--- start of Dataset extract ---

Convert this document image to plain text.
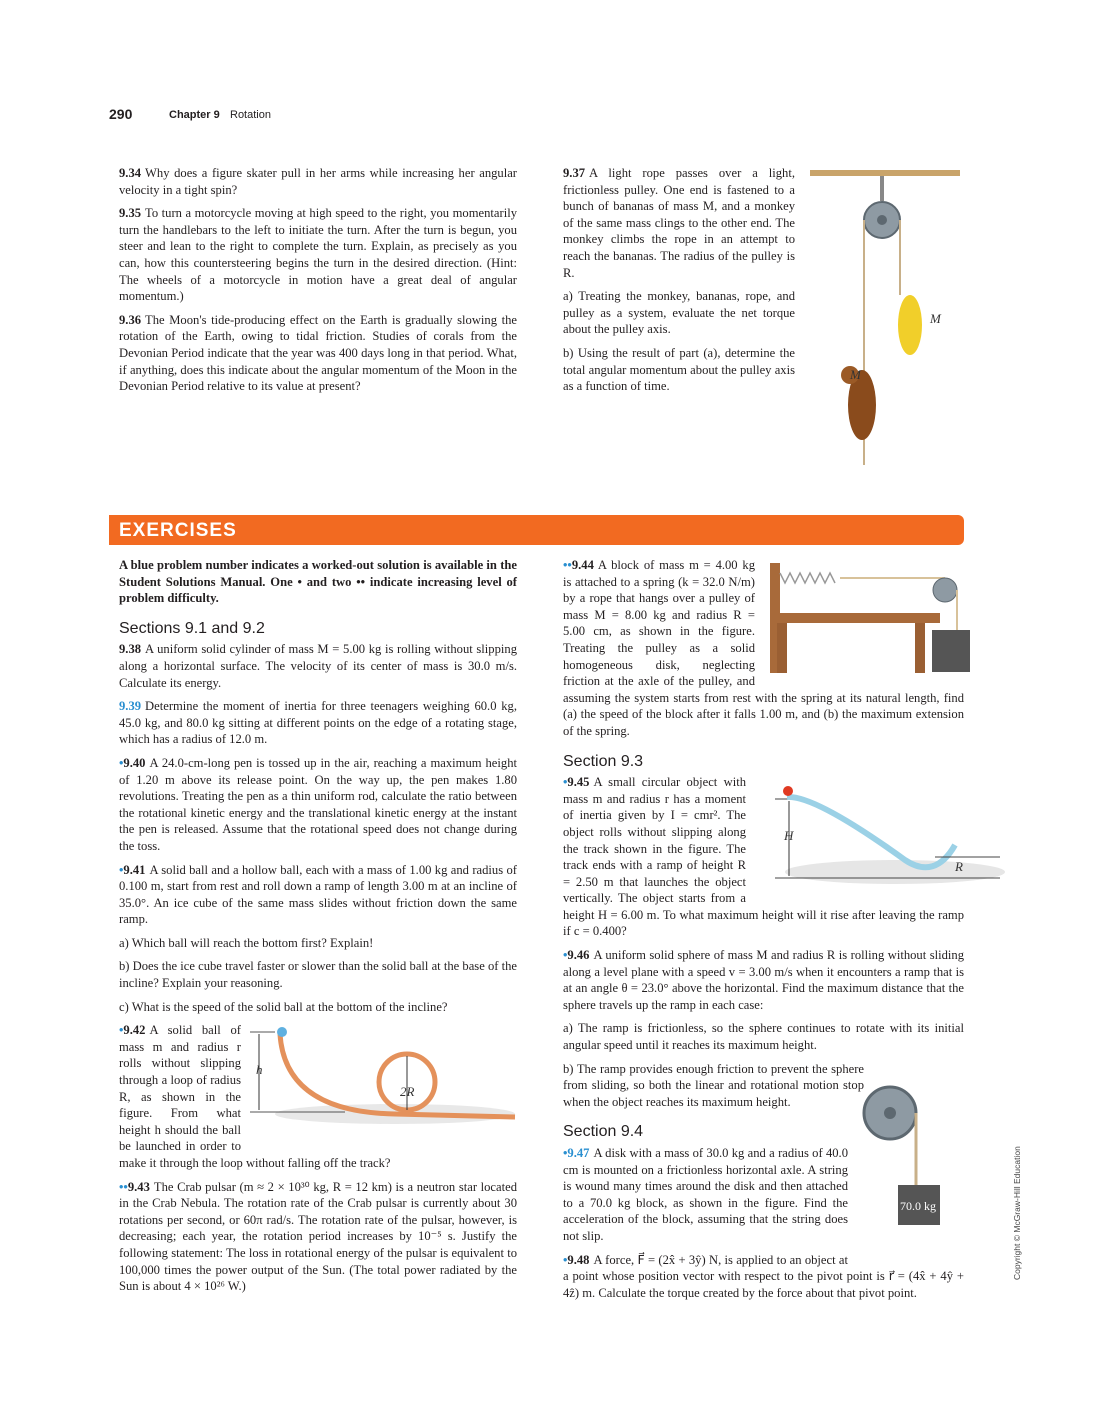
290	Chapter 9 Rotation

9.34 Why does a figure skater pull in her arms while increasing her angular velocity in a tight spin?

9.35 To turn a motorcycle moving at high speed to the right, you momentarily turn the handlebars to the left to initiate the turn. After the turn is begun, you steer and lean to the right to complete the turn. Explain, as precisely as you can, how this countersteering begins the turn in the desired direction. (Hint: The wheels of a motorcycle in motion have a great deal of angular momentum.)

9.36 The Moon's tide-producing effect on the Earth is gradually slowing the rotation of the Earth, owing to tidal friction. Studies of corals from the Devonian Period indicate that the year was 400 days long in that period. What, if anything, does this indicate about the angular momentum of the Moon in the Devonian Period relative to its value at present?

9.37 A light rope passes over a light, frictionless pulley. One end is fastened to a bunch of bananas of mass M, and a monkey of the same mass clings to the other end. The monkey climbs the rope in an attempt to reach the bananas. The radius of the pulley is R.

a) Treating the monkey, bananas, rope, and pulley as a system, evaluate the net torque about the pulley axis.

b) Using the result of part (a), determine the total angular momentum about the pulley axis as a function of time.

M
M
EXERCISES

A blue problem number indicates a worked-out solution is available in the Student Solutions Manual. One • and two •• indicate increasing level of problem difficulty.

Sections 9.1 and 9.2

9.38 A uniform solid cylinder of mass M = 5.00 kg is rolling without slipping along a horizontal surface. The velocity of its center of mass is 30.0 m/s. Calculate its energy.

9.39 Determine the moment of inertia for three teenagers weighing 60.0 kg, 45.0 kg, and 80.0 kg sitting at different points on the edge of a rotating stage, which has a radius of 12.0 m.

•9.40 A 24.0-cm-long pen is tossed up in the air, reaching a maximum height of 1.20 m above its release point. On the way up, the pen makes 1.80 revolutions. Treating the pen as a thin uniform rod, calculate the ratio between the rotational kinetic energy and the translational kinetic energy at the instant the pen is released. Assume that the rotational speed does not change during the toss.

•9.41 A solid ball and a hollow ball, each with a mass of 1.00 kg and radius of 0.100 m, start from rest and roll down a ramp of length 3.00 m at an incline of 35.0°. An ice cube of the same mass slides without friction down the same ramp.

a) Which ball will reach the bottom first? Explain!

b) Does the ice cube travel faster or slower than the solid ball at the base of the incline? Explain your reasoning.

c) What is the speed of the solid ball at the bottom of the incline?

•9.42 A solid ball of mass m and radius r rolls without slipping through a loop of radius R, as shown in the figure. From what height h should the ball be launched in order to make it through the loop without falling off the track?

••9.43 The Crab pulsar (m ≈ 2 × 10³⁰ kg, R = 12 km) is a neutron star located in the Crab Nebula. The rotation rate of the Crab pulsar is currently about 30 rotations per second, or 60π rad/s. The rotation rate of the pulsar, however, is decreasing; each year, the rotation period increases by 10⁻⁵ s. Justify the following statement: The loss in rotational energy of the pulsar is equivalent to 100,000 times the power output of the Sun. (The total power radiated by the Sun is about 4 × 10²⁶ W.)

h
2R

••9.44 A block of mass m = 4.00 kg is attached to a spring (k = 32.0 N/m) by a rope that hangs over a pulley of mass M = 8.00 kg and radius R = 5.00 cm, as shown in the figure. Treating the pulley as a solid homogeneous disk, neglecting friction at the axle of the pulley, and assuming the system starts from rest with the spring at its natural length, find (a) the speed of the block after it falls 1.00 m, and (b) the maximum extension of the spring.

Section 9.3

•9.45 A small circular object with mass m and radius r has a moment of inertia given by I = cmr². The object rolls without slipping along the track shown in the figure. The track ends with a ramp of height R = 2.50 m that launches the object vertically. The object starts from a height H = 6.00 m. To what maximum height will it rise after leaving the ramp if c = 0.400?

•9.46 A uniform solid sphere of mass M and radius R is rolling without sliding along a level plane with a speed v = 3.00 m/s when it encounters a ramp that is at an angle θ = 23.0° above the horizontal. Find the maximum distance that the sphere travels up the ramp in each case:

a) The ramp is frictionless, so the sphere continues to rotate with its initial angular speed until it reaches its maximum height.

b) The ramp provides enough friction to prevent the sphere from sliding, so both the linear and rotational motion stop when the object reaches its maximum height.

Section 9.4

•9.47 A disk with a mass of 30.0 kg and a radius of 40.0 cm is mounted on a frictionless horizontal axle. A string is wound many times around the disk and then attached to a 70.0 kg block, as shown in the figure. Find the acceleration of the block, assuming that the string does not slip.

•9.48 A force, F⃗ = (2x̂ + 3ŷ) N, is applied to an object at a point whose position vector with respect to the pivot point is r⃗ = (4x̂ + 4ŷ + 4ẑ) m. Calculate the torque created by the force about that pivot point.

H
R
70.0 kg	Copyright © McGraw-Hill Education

--- end of Dataset extract ---

**Exercise goal:** Search the entries for "increasing" and copy out each line that has it.

**Expected answer:**
9.34 Why does a figure skater pull in her arms while increasing her angular velocity in a tight spin?
A blue problem number indicates a worked-out solution is available in the Student Solutions Manual. One • and two •• indicate increasing level of problem difficulty.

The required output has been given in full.